*PROMPT:* Copy out every line of the records where the string "right" occurs.

*PROVIDED RECORDS:*

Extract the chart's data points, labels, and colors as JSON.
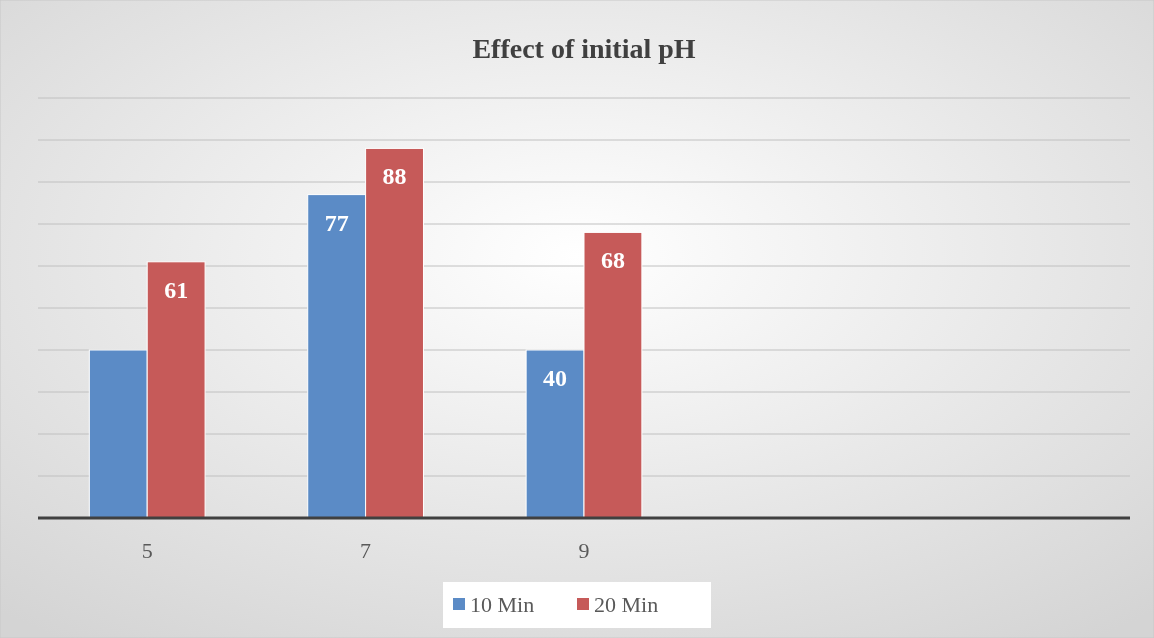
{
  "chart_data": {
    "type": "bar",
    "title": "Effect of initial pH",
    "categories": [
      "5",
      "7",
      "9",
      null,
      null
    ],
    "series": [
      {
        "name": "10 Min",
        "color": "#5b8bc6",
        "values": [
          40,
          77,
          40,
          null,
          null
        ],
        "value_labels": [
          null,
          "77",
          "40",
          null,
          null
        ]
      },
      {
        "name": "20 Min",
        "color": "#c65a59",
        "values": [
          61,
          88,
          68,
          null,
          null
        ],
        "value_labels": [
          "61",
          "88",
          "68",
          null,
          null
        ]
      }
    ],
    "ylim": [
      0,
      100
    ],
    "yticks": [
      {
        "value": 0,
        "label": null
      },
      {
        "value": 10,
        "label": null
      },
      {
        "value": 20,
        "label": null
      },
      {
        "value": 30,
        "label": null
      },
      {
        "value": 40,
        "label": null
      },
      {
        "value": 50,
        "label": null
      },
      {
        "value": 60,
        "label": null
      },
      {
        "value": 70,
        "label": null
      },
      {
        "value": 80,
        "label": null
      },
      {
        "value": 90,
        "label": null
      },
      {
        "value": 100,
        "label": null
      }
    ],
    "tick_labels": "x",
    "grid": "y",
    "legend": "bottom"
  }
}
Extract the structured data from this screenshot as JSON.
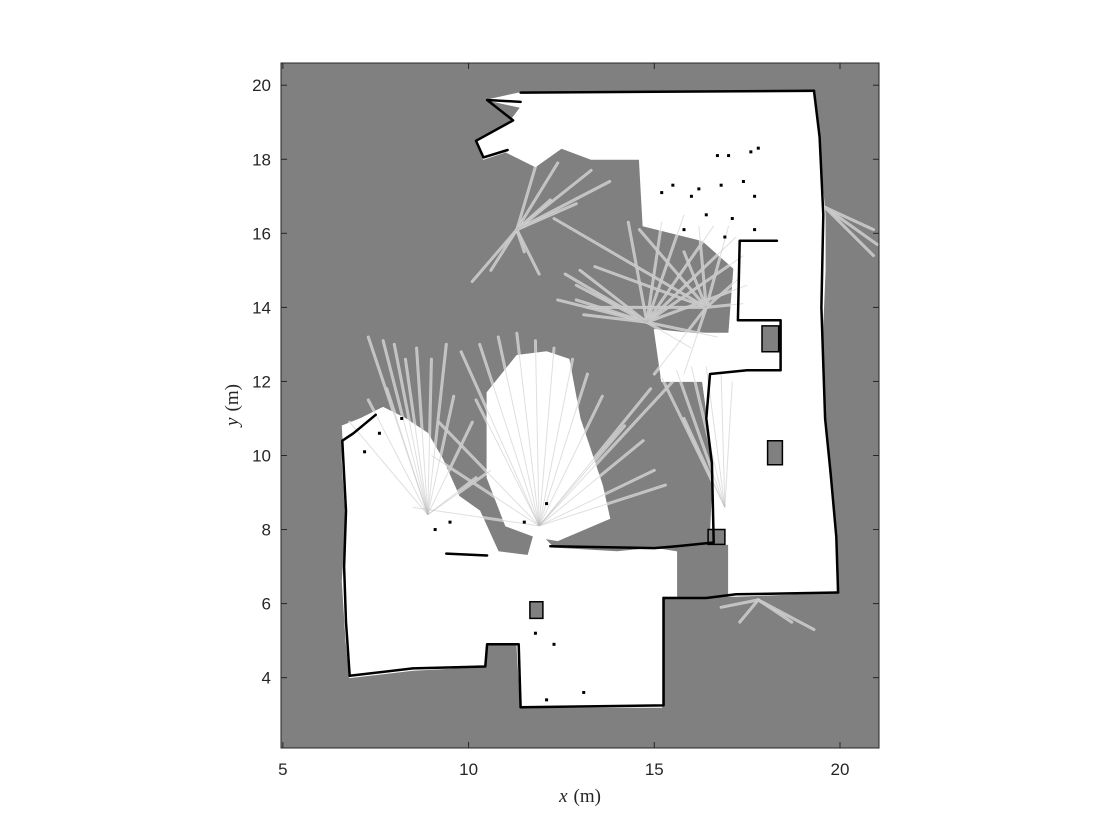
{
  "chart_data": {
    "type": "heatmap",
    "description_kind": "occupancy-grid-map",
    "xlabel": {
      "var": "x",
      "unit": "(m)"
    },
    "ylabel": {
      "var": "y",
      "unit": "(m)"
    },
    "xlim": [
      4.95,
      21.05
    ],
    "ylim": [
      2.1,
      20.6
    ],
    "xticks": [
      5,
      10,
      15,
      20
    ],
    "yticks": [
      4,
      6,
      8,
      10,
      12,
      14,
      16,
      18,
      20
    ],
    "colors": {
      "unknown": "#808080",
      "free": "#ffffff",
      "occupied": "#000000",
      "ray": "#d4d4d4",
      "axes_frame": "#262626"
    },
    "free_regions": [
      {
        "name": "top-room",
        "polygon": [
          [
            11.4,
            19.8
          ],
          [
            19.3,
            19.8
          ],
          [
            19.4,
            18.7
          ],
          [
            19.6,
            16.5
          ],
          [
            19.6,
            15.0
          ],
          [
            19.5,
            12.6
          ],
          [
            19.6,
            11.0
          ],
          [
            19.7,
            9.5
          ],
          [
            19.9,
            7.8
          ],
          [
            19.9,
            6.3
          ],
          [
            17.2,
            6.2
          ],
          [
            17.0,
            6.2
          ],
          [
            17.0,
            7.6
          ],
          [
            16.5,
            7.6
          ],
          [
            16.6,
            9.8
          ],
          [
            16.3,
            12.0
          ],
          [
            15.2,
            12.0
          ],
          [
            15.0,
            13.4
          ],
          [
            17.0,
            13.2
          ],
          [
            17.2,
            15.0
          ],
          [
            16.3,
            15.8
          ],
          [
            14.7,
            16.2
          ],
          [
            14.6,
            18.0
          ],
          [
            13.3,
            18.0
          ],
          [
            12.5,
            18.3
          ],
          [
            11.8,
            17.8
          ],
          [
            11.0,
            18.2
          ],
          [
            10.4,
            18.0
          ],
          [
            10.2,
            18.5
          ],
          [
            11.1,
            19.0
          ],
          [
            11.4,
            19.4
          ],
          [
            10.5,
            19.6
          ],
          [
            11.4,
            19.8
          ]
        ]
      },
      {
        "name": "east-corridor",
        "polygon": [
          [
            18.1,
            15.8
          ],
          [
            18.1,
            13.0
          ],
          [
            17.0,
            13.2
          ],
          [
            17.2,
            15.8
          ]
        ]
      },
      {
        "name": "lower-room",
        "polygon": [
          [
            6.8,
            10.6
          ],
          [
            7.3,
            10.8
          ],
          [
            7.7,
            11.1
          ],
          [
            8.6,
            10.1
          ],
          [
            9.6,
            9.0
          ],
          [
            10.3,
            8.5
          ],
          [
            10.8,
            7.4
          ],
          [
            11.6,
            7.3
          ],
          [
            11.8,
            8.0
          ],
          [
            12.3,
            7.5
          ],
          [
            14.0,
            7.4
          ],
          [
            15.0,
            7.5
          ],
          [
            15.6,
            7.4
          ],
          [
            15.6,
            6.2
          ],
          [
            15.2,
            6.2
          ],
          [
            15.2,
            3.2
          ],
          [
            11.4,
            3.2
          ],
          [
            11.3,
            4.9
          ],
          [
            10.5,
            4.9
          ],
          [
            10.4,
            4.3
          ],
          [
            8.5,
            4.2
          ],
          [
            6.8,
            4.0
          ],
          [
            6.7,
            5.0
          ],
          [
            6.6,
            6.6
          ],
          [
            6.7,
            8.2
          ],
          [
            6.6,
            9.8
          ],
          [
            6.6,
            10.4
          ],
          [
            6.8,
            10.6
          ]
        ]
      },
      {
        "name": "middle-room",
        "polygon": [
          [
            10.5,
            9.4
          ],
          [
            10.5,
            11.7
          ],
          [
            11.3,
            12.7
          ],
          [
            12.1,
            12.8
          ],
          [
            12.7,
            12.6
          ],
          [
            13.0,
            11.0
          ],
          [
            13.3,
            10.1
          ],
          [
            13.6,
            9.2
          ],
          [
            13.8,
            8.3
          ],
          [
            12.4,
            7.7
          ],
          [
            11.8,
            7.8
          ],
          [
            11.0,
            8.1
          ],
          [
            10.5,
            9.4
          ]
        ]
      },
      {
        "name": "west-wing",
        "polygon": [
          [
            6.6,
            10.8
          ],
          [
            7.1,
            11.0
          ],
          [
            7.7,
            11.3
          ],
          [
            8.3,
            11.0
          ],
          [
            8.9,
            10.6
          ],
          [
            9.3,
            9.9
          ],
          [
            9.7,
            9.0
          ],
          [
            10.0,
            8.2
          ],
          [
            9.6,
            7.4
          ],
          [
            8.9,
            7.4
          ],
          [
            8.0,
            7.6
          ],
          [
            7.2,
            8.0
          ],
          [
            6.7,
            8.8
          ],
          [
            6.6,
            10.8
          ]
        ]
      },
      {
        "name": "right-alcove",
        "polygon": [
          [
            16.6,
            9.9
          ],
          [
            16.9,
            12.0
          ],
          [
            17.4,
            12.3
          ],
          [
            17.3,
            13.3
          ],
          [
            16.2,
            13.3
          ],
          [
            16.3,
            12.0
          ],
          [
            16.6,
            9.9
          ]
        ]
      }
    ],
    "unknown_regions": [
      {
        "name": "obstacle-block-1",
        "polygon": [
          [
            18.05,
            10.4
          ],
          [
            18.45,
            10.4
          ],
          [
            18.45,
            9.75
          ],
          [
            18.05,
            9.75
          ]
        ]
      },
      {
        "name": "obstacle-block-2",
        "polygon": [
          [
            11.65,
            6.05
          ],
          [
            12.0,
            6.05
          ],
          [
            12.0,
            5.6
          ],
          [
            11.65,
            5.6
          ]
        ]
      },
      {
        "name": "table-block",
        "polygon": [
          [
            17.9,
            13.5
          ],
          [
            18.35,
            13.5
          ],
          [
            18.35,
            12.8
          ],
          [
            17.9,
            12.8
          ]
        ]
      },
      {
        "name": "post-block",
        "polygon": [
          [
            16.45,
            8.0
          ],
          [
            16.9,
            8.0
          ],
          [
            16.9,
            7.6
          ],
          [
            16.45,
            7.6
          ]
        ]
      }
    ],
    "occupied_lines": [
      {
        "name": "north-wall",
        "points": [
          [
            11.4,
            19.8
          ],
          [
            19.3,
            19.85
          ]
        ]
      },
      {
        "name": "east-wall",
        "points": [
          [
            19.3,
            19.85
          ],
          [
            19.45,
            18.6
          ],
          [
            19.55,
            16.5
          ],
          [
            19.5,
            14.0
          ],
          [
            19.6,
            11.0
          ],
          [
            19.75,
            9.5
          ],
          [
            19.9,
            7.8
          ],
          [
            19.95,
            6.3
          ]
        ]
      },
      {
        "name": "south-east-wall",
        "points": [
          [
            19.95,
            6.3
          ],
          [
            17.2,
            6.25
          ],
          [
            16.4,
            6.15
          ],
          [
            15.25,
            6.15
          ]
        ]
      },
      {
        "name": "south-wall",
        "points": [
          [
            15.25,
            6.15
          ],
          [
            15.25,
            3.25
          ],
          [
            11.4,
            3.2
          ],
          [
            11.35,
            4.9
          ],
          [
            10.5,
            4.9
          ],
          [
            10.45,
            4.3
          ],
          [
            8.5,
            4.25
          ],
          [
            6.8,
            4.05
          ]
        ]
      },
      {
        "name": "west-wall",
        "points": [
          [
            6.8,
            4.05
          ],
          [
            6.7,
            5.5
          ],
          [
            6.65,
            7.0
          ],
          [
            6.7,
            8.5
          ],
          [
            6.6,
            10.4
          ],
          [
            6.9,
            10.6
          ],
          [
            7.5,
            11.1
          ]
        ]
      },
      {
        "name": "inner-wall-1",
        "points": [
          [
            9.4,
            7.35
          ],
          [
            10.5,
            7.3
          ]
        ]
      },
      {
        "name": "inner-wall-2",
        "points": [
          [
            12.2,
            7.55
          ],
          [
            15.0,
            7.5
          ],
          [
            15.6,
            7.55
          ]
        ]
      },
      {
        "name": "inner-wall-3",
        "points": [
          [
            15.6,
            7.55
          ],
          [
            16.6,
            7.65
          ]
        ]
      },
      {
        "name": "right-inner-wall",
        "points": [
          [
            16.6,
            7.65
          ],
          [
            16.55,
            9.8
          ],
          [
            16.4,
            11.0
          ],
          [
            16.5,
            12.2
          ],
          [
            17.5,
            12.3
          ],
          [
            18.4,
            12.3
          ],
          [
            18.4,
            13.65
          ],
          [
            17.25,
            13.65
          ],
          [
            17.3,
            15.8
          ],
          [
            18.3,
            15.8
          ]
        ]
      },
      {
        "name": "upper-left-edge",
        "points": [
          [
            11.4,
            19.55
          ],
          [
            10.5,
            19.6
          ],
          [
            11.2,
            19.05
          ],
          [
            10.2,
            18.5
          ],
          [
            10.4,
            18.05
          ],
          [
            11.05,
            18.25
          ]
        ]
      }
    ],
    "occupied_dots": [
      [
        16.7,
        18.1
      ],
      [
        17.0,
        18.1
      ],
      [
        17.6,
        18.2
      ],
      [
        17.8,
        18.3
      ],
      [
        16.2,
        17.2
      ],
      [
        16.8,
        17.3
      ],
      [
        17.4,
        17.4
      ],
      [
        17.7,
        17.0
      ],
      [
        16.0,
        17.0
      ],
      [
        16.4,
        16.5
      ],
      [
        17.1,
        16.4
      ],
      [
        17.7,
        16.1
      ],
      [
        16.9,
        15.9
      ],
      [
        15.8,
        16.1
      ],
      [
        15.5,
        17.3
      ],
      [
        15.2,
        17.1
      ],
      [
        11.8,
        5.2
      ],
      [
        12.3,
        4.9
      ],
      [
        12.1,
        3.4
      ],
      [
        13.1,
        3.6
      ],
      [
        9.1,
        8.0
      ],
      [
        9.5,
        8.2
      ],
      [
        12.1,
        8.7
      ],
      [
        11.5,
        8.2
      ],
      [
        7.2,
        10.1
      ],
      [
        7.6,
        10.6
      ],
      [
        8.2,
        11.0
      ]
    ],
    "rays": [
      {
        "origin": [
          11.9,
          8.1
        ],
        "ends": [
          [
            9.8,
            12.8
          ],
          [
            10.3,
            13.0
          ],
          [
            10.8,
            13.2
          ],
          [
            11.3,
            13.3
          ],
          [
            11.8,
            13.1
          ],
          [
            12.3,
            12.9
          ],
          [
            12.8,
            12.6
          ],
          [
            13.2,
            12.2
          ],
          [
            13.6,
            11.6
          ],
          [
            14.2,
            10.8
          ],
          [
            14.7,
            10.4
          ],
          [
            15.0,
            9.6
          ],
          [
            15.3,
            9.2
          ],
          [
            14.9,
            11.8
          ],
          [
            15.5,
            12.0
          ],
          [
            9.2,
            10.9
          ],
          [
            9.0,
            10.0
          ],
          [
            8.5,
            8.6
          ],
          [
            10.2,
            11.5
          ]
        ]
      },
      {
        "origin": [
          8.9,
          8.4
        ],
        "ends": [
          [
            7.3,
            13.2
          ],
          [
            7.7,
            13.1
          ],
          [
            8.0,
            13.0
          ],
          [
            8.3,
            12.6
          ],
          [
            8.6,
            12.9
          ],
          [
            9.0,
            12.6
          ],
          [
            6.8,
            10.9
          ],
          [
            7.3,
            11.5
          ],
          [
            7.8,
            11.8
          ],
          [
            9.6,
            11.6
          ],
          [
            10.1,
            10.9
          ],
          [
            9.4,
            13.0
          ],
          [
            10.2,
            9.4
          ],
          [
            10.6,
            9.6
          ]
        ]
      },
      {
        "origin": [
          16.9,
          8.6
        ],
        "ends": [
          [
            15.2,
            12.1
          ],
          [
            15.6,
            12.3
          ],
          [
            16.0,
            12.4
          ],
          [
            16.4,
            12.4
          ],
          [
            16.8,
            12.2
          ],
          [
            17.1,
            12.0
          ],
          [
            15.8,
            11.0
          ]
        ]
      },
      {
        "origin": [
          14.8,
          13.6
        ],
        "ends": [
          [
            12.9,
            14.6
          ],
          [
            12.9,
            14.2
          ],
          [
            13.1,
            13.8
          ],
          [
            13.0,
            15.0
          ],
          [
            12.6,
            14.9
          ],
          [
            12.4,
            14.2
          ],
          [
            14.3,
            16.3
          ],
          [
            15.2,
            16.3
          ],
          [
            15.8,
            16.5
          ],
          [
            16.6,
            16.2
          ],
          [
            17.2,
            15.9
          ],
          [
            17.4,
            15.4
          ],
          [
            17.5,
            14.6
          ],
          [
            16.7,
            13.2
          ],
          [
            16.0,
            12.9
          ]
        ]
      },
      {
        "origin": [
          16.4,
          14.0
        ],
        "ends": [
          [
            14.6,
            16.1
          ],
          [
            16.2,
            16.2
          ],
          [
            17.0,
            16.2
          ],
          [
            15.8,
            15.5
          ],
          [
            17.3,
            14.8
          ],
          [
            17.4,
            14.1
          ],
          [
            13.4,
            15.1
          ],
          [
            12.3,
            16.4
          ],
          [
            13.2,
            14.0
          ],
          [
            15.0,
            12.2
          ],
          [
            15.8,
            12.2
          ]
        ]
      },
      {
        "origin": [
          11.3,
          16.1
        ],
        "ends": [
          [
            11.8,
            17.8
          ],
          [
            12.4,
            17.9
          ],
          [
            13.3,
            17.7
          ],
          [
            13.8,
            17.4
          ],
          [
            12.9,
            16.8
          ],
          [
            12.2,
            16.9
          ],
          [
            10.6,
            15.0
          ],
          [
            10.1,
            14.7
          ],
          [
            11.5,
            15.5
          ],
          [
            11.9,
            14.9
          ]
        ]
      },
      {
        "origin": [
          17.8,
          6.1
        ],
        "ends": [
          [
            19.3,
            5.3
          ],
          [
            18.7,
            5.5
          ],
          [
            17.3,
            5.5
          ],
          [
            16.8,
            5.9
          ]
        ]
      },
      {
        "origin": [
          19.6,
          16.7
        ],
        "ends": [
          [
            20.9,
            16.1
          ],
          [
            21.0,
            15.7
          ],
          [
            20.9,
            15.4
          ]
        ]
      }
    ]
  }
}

*RESPONSE TO THE TASK:*
        "name": "right-alcove",
        "name": "right-inner-wall",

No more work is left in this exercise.